**EXERCISE DIRECTIONS:** Go through the entries below and pick out every line with "JSON".

**RECORDS SHOWN:**
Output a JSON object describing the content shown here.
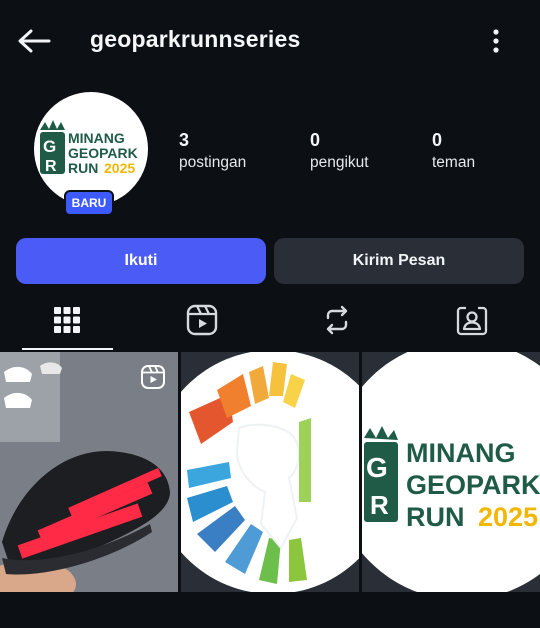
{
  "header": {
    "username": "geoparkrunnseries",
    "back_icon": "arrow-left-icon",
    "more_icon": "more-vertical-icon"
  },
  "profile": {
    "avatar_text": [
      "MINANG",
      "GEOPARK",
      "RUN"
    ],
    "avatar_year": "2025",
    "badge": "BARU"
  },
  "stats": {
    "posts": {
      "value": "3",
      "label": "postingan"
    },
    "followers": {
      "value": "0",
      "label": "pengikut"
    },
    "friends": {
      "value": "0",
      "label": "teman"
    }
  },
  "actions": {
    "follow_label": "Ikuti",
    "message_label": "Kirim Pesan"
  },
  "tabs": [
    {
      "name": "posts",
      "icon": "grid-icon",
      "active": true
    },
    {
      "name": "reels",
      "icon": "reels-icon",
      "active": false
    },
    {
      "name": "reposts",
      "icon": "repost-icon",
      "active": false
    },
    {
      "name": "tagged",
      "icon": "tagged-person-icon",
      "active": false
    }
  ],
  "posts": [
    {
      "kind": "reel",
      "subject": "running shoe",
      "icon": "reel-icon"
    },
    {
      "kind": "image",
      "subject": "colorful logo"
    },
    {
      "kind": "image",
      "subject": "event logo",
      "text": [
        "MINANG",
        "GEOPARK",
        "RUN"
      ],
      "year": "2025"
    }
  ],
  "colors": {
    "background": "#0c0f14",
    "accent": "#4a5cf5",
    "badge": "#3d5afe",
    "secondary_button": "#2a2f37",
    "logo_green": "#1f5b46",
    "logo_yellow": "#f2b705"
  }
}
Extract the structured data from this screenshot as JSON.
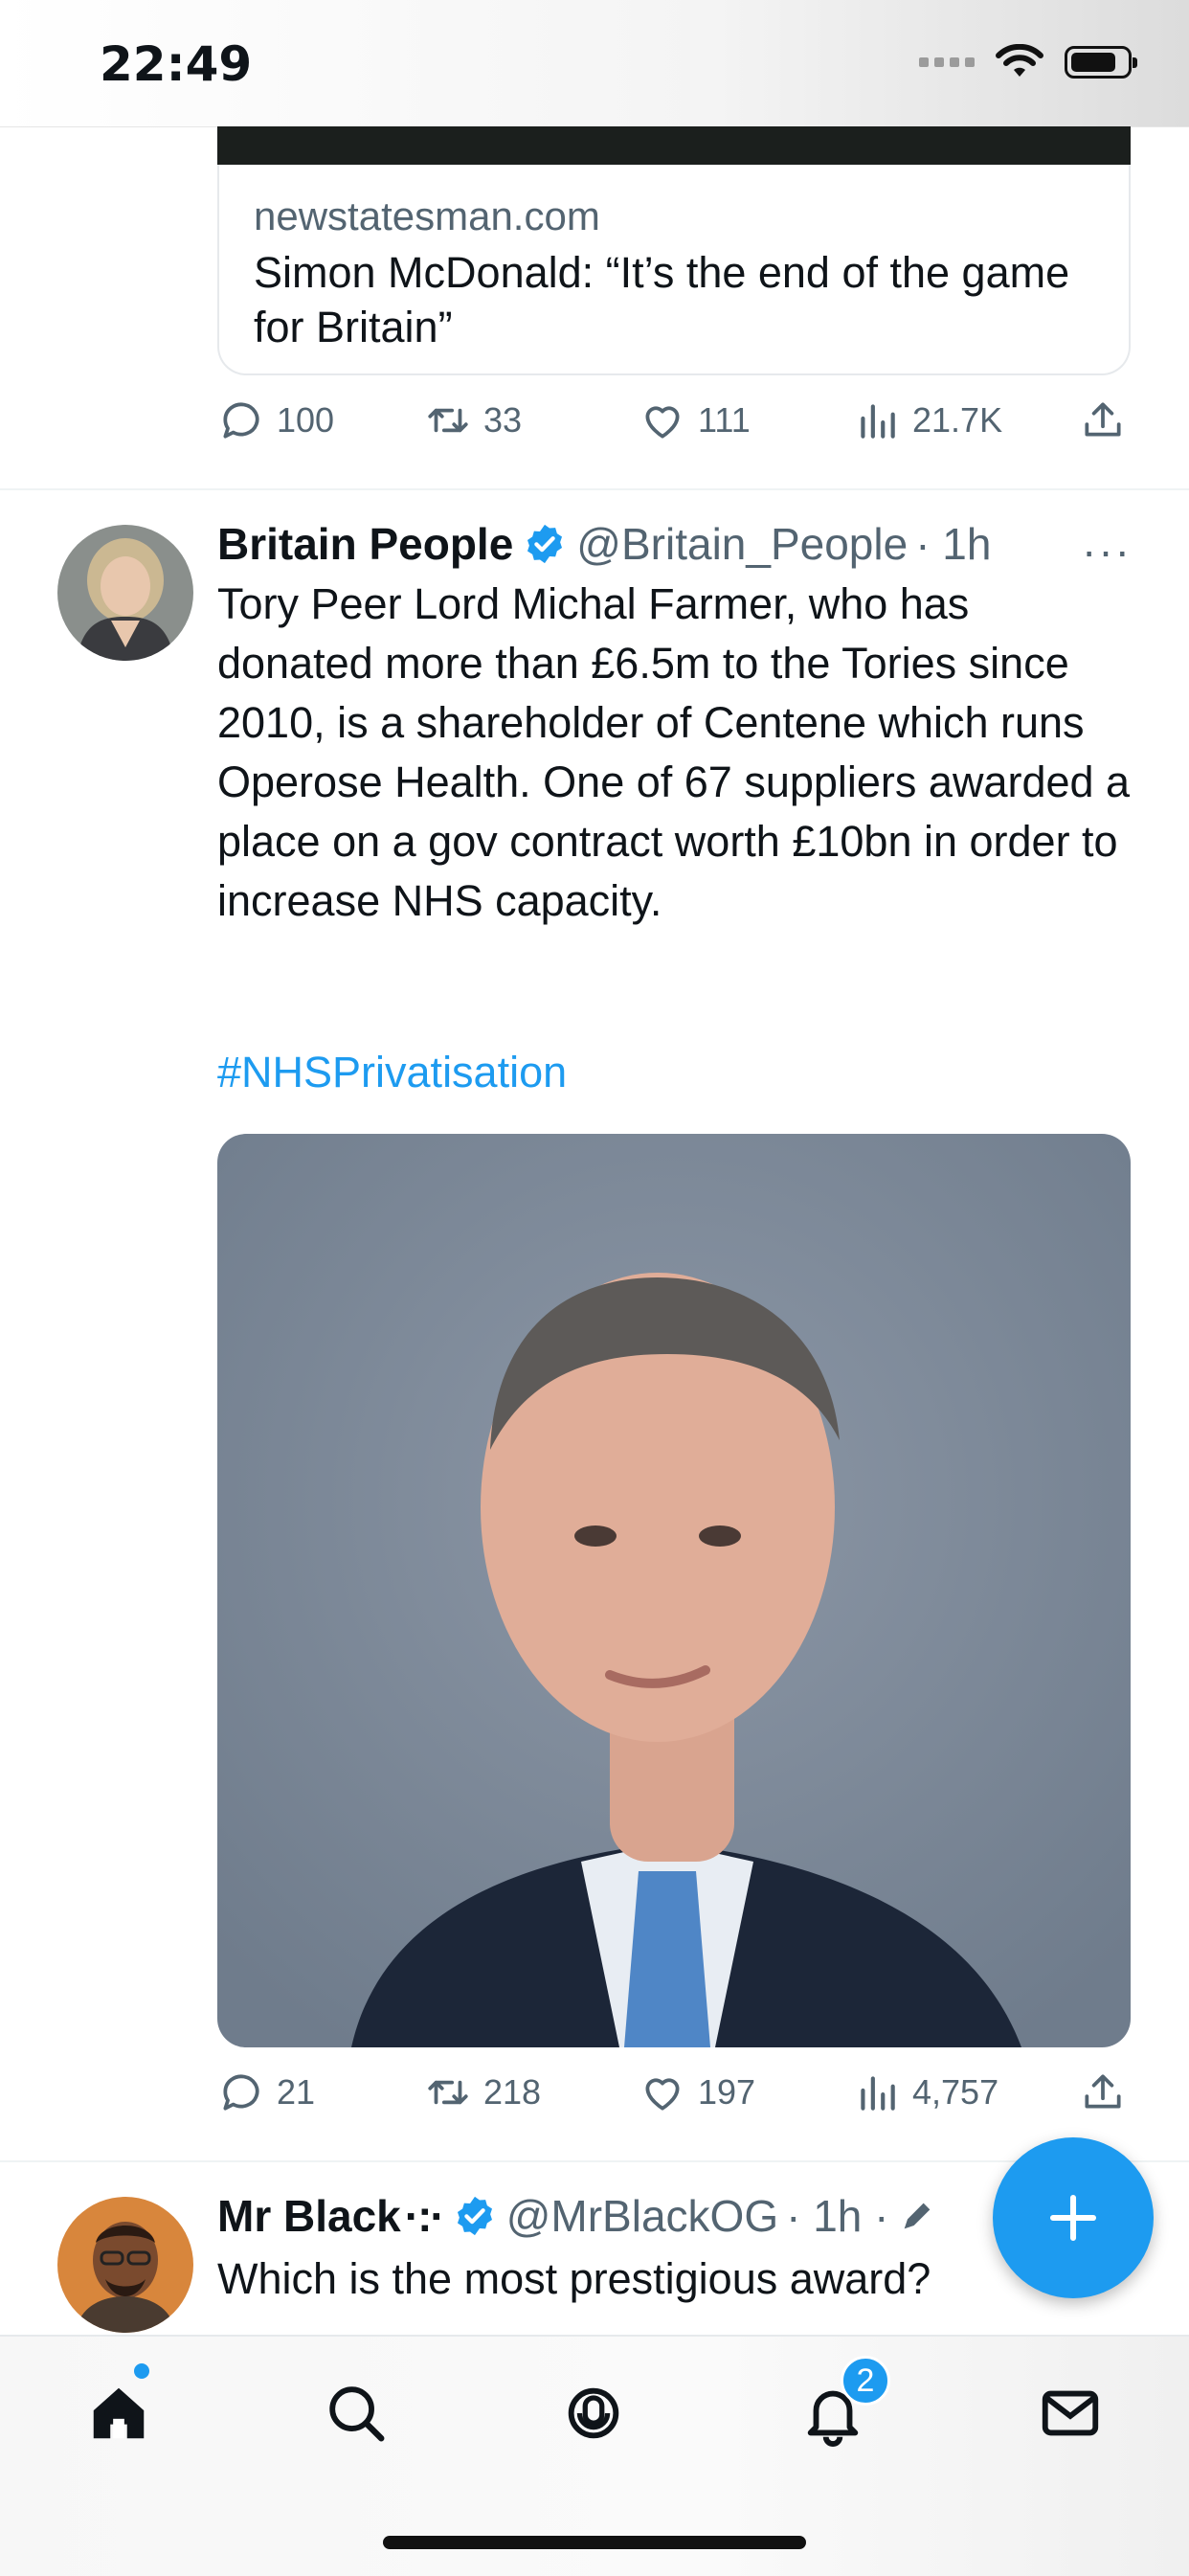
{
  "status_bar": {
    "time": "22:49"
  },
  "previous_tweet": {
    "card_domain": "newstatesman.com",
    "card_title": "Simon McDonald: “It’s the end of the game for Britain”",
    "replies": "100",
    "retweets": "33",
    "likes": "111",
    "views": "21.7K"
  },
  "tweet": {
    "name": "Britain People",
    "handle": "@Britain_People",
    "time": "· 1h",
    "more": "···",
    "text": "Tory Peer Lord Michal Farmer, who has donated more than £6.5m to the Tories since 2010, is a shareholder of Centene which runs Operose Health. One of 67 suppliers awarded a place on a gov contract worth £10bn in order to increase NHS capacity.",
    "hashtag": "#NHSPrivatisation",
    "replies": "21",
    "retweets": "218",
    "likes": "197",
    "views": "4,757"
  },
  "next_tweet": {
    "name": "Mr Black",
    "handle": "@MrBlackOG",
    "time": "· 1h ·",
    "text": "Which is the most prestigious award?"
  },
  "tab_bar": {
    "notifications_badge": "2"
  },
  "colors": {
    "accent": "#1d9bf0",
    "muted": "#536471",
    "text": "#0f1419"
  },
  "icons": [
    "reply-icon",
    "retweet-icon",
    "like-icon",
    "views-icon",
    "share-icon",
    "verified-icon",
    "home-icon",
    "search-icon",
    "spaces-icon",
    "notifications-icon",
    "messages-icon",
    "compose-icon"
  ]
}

**TASK SOLUTION:**
Output a JSON object describing the content shown here.
Extract the structured data from this screenshot as JSON.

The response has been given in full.